SET TASK. Copy out the listing below word for word, everything from the line containing "hud-slot[interactable] <box>345 484" down to the line containing "dungeon-3-count: – <box>482 88 488 102</box>", with both of those lines included.

====== SUPPLIED INFORMATION ======

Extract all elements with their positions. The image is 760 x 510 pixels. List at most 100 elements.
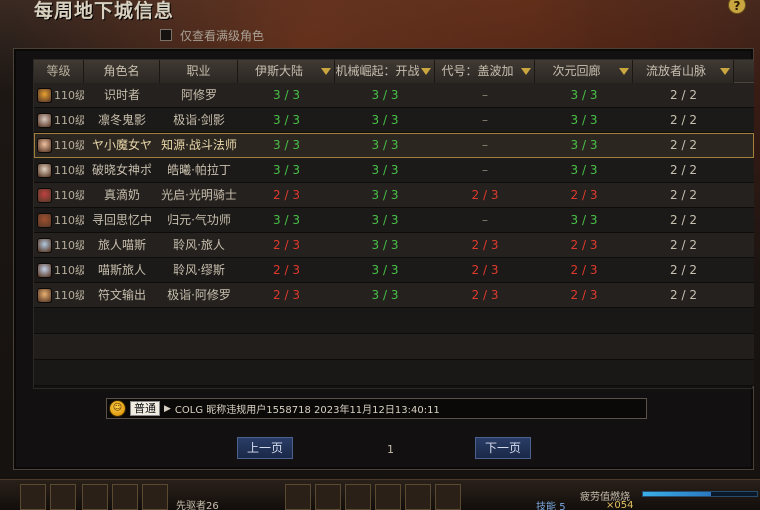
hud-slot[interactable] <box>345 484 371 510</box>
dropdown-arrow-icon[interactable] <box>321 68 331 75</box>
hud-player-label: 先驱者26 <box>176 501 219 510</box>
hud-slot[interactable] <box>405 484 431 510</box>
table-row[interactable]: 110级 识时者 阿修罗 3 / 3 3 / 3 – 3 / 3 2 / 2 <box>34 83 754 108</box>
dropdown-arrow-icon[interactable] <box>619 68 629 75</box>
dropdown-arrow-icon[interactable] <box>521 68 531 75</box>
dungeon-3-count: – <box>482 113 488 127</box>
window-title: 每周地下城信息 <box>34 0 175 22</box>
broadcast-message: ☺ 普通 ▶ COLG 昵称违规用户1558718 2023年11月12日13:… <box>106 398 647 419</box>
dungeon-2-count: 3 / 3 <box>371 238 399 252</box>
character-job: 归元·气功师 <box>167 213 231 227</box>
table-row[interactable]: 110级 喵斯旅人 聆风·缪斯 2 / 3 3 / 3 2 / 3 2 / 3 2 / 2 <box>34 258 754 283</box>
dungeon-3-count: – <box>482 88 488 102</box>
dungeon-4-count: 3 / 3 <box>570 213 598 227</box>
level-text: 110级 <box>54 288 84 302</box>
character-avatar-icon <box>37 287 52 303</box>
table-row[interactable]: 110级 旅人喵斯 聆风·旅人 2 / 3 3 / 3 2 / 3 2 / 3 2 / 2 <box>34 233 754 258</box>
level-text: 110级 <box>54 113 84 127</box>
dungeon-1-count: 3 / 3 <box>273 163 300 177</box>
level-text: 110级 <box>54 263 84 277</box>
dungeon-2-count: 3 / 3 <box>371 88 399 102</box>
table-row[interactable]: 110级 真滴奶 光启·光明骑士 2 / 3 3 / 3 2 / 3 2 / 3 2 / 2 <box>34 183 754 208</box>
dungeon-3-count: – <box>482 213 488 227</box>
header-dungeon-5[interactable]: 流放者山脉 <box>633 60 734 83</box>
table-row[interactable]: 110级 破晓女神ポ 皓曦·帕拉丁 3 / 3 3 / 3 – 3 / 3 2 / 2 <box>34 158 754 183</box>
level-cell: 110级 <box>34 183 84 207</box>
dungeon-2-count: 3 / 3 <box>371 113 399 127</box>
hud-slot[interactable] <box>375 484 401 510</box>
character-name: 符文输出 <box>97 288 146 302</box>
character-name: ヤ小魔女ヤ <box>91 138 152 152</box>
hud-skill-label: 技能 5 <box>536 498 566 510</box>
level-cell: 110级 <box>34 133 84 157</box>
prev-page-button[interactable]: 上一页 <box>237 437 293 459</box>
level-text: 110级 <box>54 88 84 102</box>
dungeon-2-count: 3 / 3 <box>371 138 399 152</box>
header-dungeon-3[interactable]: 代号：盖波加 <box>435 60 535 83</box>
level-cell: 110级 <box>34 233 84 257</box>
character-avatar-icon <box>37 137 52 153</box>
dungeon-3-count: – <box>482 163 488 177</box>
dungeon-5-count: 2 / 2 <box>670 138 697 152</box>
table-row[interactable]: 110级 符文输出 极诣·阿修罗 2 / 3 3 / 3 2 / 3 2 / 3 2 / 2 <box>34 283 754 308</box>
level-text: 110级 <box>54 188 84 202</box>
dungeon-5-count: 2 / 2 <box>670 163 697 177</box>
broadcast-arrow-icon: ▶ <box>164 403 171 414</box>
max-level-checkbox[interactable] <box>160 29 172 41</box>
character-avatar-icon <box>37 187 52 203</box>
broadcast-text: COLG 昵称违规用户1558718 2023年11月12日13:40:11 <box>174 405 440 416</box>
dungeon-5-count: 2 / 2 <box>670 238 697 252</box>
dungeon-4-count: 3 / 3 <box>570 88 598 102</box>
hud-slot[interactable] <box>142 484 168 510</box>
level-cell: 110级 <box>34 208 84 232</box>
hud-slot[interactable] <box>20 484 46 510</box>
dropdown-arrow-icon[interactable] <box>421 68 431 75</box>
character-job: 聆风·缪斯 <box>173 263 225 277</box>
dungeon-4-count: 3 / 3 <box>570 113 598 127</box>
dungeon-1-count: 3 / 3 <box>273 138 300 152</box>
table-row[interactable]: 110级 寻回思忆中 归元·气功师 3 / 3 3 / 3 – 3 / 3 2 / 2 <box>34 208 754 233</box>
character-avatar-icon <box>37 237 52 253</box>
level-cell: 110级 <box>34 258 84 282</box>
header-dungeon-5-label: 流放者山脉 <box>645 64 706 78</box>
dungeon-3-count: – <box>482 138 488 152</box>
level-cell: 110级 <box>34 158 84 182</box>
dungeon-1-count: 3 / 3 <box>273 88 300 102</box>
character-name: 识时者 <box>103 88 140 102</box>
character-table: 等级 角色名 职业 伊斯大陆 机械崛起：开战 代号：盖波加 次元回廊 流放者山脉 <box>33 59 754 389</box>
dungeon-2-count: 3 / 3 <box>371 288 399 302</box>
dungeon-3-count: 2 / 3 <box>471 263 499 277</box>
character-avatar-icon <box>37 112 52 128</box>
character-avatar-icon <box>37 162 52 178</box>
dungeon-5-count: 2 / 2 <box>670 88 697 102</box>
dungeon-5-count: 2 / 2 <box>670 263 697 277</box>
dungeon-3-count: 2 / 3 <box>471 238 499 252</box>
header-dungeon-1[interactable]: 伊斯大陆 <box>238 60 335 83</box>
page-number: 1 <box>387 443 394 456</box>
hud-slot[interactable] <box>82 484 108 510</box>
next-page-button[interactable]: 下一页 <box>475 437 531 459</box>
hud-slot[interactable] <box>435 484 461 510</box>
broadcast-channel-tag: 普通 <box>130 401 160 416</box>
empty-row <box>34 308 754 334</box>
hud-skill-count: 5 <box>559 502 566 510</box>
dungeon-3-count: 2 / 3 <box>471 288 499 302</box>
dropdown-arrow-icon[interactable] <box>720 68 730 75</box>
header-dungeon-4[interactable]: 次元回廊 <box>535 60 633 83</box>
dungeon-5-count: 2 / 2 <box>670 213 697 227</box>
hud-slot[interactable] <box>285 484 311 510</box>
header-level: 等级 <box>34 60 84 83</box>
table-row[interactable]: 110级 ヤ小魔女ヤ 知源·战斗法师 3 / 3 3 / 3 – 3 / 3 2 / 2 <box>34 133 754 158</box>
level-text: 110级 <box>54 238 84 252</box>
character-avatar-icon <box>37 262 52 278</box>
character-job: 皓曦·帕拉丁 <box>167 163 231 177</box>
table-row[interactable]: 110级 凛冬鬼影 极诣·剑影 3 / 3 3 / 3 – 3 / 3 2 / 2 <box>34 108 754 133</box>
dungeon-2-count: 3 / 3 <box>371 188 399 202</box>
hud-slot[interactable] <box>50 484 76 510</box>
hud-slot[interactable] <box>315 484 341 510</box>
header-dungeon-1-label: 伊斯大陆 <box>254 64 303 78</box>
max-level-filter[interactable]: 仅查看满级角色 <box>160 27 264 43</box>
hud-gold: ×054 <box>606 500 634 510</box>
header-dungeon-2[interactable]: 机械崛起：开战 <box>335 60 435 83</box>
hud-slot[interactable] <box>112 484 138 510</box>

======
====== SUPPLIED INFORMATION ======

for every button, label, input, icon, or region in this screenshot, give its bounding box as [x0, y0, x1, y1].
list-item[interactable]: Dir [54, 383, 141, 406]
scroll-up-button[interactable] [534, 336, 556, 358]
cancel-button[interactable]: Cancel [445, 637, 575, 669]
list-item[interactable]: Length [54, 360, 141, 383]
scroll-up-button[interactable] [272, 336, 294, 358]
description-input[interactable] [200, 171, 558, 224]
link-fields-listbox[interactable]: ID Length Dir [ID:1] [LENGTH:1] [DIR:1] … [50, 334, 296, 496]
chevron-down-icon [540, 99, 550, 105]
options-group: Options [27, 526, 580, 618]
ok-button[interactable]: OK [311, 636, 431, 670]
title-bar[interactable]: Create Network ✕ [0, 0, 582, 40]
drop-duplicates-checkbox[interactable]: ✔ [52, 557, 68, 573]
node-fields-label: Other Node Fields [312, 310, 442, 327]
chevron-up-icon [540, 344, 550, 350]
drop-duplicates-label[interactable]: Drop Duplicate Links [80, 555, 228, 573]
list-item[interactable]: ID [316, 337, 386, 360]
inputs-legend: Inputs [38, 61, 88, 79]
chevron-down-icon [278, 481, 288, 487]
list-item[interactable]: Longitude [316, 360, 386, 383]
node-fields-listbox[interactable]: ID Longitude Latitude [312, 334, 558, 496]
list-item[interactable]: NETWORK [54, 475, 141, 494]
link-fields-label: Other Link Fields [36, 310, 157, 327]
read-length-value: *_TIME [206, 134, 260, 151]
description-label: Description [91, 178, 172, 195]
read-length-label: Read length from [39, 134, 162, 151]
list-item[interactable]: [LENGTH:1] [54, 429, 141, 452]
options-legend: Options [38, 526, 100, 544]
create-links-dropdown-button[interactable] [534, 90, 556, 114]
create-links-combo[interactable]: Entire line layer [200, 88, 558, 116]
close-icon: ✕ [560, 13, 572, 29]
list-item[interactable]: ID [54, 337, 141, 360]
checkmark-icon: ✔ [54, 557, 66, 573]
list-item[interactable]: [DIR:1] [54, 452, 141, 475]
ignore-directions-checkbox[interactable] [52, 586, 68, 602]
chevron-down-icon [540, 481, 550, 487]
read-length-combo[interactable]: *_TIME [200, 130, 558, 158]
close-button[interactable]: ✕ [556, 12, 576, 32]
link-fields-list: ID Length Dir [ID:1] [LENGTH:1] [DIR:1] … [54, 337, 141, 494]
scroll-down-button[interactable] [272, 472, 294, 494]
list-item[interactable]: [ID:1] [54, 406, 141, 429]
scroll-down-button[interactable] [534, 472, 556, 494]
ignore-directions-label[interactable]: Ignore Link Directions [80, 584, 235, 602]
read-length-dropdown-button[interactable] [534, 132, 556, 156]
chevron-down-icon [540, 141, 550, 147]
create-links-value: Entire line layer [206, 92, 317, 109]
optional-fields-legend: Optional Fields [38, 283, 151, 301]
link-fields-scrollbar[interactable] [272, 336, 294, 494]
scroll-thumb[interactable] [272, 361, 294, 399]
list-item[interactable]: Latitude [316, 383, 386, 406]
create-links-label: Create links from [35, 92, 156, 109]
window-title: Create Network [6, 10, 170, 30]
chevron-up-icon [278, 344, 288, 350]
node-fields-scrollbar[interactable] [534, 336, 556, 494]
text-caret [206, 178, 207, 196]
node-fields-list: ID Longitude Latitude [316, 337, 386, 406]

======

ANSWER TO THIS TASK.
hud-slot[interactable] <box>345 484 371 510</box>
dropdown-arrow-icon[interactable] <box>321 68 331 75</box>
hud-player-label: 先驱者26 <box>176 501 219 510</box>
hud-slot[interactable] <box>405 484 431 510</box>
table-row[interactable]: 110级 识时者 阿修罗 3 / 3 3 / 3 – 3 / 3 2 / 2 <box>34 83 754 108</box>
dropdown-arrow-icon[interactable] <box>619 68 629 75</box>
dropdown-arrow-icon[interactable] <box>521 68 531 75</box>
dungeon-3-count: – <box>482 113 488 127</box>
window-title: 每周地下城信息 <box>34 0 175 22</box>
broadcast-message: ☺ 普通 ▶ COLG 昵称违规用户1558718 2023年11月12日13:… <box>106 398 647 419</box>
dungeon-2-count: 3 / 3 <box>371 238 399 252</box>
character-job: 归元·气功师 <box>167 213 231 227</box>
table-row[interactable]: 110级 喵斯旅人 聆风·缪斯 2 / 3 3 / 3 2 / 3 2 / 3 2 / 2 <box>34 258 754 283</box>
dungeon-3-count: – <box>482 88 488 102</box>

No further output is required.